>> Start DATA FOR THIS EXERCISE

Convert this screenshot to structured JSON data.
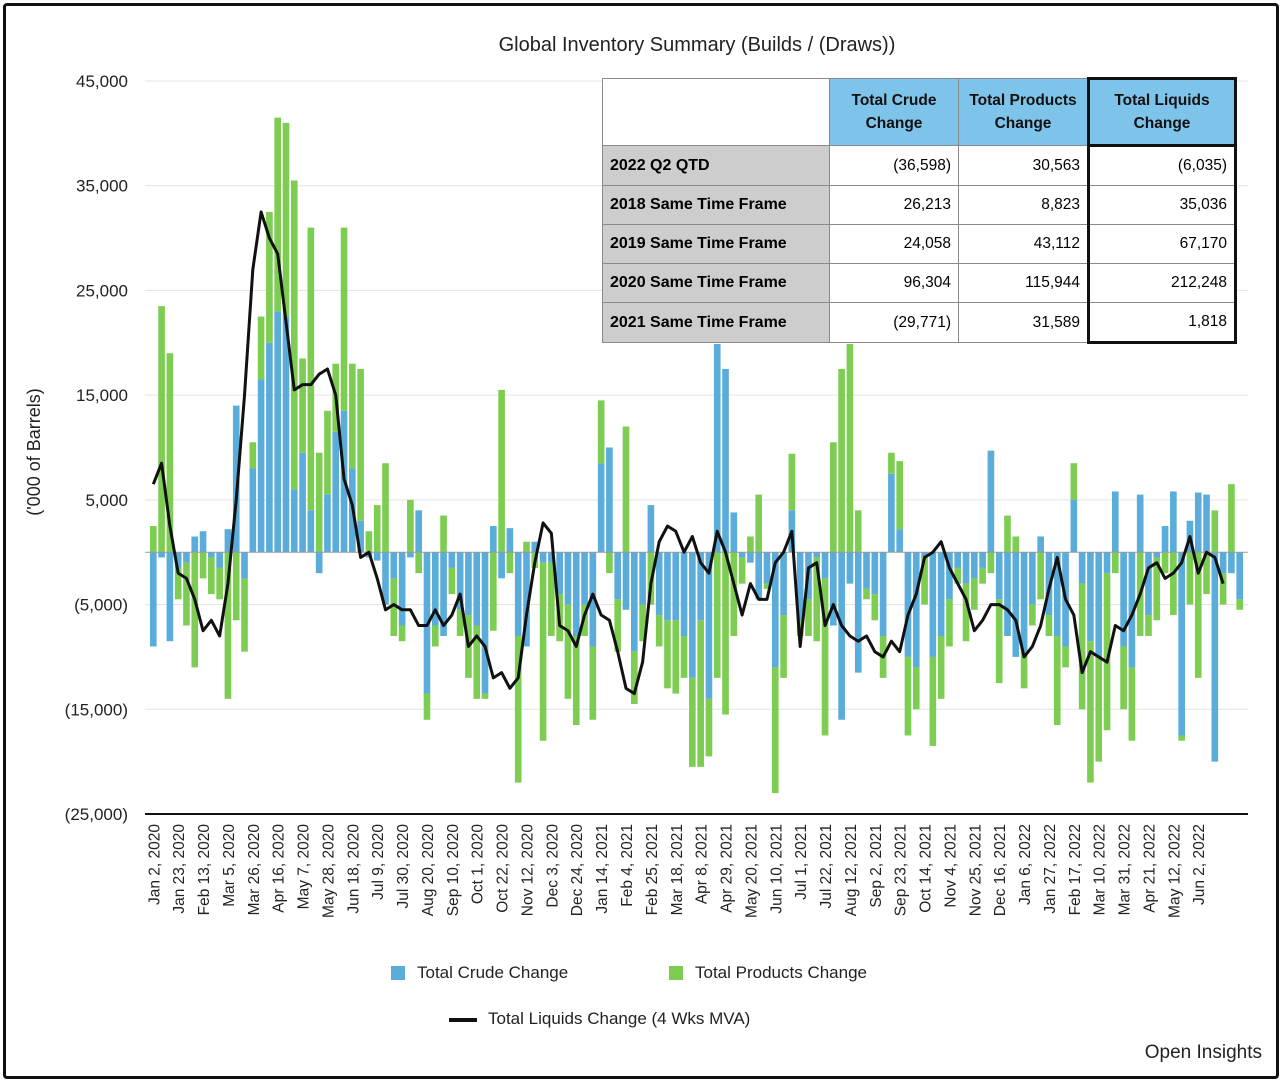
{
  "chart_data": {
    "type": "bar",
    "title": "Global Inventory Summary (Builds / (Draws))",
    "ylabel": "('000 of Barrels)",
    "ylim": [
      -25000,
      45000
    ],
    "y_ticks": [
      {
        "value": 45000,
        "label": "45,000"
      },
      {
        "value": 35000,
        "label": "35,000"
      },
      {
        "value": 25000,
        "label": "25,000"
      },
      {
        "value": 15000,
        "label": "15,000"
      },
      {
        "value": 5000,
        "label": "5,000"
      },
      {
        "value": -5000,
        "label": "(5,000)"
      },
      {
        "value": -15000,
        "label": "(15,000)"
      },
      {
        "value": -25000,
        "label": "(25,000)"
      }
    ],
    "x_tick_labels": [
      "Jan 2, 2020",
      "Jan 23, 2020",
      "Feb 13, 2020",
      "Mar 5, 2020",
      "Mar 26, 2020",
      "Apr 16, 2020",
      "May 7, 2020",
      "May 28, 2020",
      "Jun 18, 2020",
      "Jul 9, 2020",
      "Jul 30, 2020",
      "Aug 20, 2020",
      "Sep 10, 2020",
      "Oct 1, 2020",
      "Oct 22, 2020",
      "Nov 12, 2020",
      "Dec 3, 2020",
      "Dec 24, 2020",
      "Jan 14, 2021",
      "Feb 4, 2021",
      "Feb 25, 2021",
      "Mar 18, 2021",
      "Apr 8, 2021",
      "Apr 29, 2021",
      "May 20, 2021",
      "Jun 10, 2021",
      "Jul 1, 2021",
      "Jul 22, 2021",
      "Aug 12, 2021",
      "Sep 2, 2021",
      "Sep 23, 2021",
      "Oct 14, 2021",
      "Nov 4, 2021",
      "Nov 25, 2021",
      "Dec 16, 2021",
      "Jan 6, 2022",
      "Jan 27, 2022",
      "Feb 17, 2022",
      "Mar 10, 2022",
      "Mar 31, 2022",
      "Apr 21, 2022",
      "May 12, 2022",
      "Jun 2, 2022"
    ],
    "weeks_per_tick": 3,
    "series": [
      {
        "name": "Total Crude Change",
        "color": "#5aacdb",
        "values": [
          -9000,
          -500,
          -8500,
          -1500,
          -1000,
          1500,
          2000,
          -500,
          -1500,
          2200,
          14000,
          -2500,
          8000,
          16500,
          20000,
          23000,
          22500,
          6000,
          9500,
          4000,
          -2000,
          5500,
          11500,
          13500,
          8000,
          3000,
          -500,
          -800,
          -5000,
          -2500,
          -7000,
          -500,
          4000,
          -13500,
          -7000,
          -8000,
          -1500,
          -5500,
          -6000,
          -7000,
          -13500,
          2500,
          -2500,
          2300,
          -8000,
          -9000,
          1000,
          -1000,
          -1000,
          -4000,
          -5000,
          -8000,
          -5000,
          -9000,
          8500,
          10000,
          -4500,
          -5500,
          -9500,
          -5000,
          4500,
          -6000,
          -6500,
          -6500,
          -8000,
          -12000,
          -6500,
          -14000,
          20000,
          17500,
          3800,
          -500,
          -1000,
          -4500,
          -3000,
          -11000,
          -6000,
          4000,
          -6500,
          -4500,
          -500,
          -2500,
          -7000,
          -16000,
          -3000,
          -11500,
          -3500,
          -4000,
          -8000,
          7500,
          2200,
          -10000,
          -11000,
          -500,
          -10000,
          -8000,
          -4500,
          -1500,
          -3000,
          -2500,
          -1500,
          9700,
          -4500,
          -8000,
          -10000,
          -9500,
          -5000,
          1500,
          -6000,
          -8000,
          -9000,
          5000,
          -3000,
          -8500,
          -10000,
          -2000,
          5800,
          -9000,
          -11000,
          5500,
          -6000,
          -500,
          2500,
          5800,
          -17500,
          3000,
          5700,
          5500,
          -20000,
          -2000,
          -2000,
          -4500
        ],
        "stack_with": "Total Products Change"
      },
      {
        "name": "Total Products Change",
        "color": "#7dcd52",
        "values": [
          2500,
          23500,
          19000,
          -3000,
          -6000,
          -11000,
          -2500,
          -3500,
          -3000,
          -14000,
          -6500,
          -7000,
          2500,
          6000,
          12500,
          18500,
          18500,
          29500,
          9000,
          27000,
          9500,
          8000,
          6500,
          17500,
          10000,
          14500,
          2000,
          4500,
          8500,
          -5500,
          -1500,
          5000,
          -2000,
          -2500,
          -2000,
          3500,
          -2500,
          -2500,
          -6000,
          -7000,
          -500,
          -7500,
          15500,
          -2000,
          -14000,
          1000,
          -1500,
          -17000,
          -7000,
          -4500,
          -9000,
          -8500,
          -3000,
          -7000,
          6000,
          -2000,
          -5000,
          12000,
          -5000,
          -3500,
          -5000,
          -3000,
          -6500,
          -7000,
          -4000,
          -8500,
          -14000,
          -5500,
          -12000,
          -15500,
          -8000,
          -2500,
          1500,
          5500,
          -500,
          -12000,
          -6000,
          5400,
          -1500,
          -3500,
          -8000,
          -15000,
          10500,
          17500,
          25000,
          4000,
          -1000,
          -2500,
          -4000,
          2000,
          6500,
          -7500,
          -4000,
          -4500,
          -8500,
          -6000,
          -4500,
          -1500,
          -5500,
          -3000,
          -1500,
          -2000,
          -8000,
          3500,
          1500,
          -3500,
          -2000,
          -4500,
          -2000,
          -8500,
          -2000,
          3500,
          -12000,
          -13500,
          -10000,
          -15000,
          -2000,
          -6000,
          -7000,
          -8000,
          -2000,
          -6000,
          -2000,
          -6000,
          -500,
          -5000,
          -12000,
          -4000,
          4000,
          -3000,
          6500,
          -1000,
          7000,
          2700
        ],
        "stack_with": "Total Crude Change"
      }
    ],
    "line": {
      "name": "Total Liquids Change (4 Wks MVA)",
      "color": "#111111",
      "values": [
        6500,
        8500,
        2500,
        -2000,
        -2500,
        -4500,
        -7500,
        -6500,
        -8000,
        -3000,
        5000,
        15000,
        27000,
        32500,
        30000,
        28500,
        22000,
        15500,
        16000,
        16000,
        17000,
        17500,
        15000,
        7000,
        4500,
        -500,
        0,
        -2500,
        -5500,
        -5000,
        -5500,
        -5500,
        -7000,
        -7000,
        -5500,
        -7000,
        -6000,
        -4000,
        -9000,
        -8000,
        -9000,
        -12000,
        -11500,
        -13000,
        -12000,
        -6000,
        -1000,
        2800,
        1800,
        -7000,
        -7500,
        -9000,
        -6000,
        -4000,
        -6000,
        -6500,
        -9500,
        -13000,
        -13500,
        -10500,
        -3000,
        1000,
        2500,
        2000,
        0,
        1500,
        -1000,
        -2000,
        2000,
        0,
        -3000,
        -6000,
        -3000,
        -4500,
        -4500,
        -1000,
        0,
        2000,
        -9000,
        -1500,
        -1000,
        -7000,
        -5000,
        -7000,
        -8000,
        -8500,
        -8000,
        -9500,
        -10000,
        -8500,
        -9500,
        -6000,
        -4000,
        -500,
        0,
        1000,
        -1500,
        -3000,
        -4500,
        -7500,
        -6500,
        -5000,
        -5000,
        -5500,
        -6500,
        -10000,
        -9000,
        -7000,
        -3500,
        -500,
        -4500,
        -6000,
        -11500,
        -9500,
        -10000,
        -10500,
        -7000,
        -7500,
        -6000,
        -4000,
        -1500,
        -1000,
        -2500,
        -2000,
        -1000,
        1500,
        -2000,
        0,
        -500,
        -3000
      ]
    },
    "legend_placement": "bottom",
    "grid": "horizontal"
  },
  "summary_table": {
    "headers": [
      "Total Crude Change",
      "Total Products Change",
      "Total Liquids Change"
    ],
    "rows": [
      {
        "label": "2022 Q2 QTD",
        "crude": "(36,598)",
        "products": "30,563",
        "liquids": "(6,035)"
      },
      {
        "label": "2018 Same Time Frame",
        "crude": "26,213",
        "products": "8,823",
        "liquids": "35,036"
      },
      {
        "label": "2019 Same Time Frame",
        "crude": "24,058",
        "products": "43,112",
        "liquids": "67,170"
      },
      {
        "label": "2020 Same Time Frame",
        "crude": "96,304",
        "products": "115,944",
        "liquids": "212,248"
      },
      {
        "label": "2021 Same Time Frame",
        "crude": "(29,771)",
        "products": "31,589",
        "liquids": "1,818"
      }
    ]
  },
  "legend": {
    "crude_label": "Total Crude Change",
    "products_label": "Total Products Change",
    "liquids_label": "Total Liquids Change (4 Wks MVA)"
  },
  "credit": "Open Insights"
}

>> End DATA FOR THIS EXERCISE

INSTRUCTION: Pick each line holding the word "Change" out of the listing.

EXERCISE OUTPUT:
        "name": "Total Crude Change",
        "stack_with": "Total Products Change"
        "name": "Total Products Change",
        "stack_with": "Total Crude Change"
      "name": "Total Liquids Change (4 Wks MVA)",
      "Total Crude Change",
      "Total Products Change",
      "Total Liquids Change"
    "crude_label": "Total Crude Change",
    "products_label": "Total Products Change",
    "liquids_label": "Total Liquids Change (4 Wks MVA)"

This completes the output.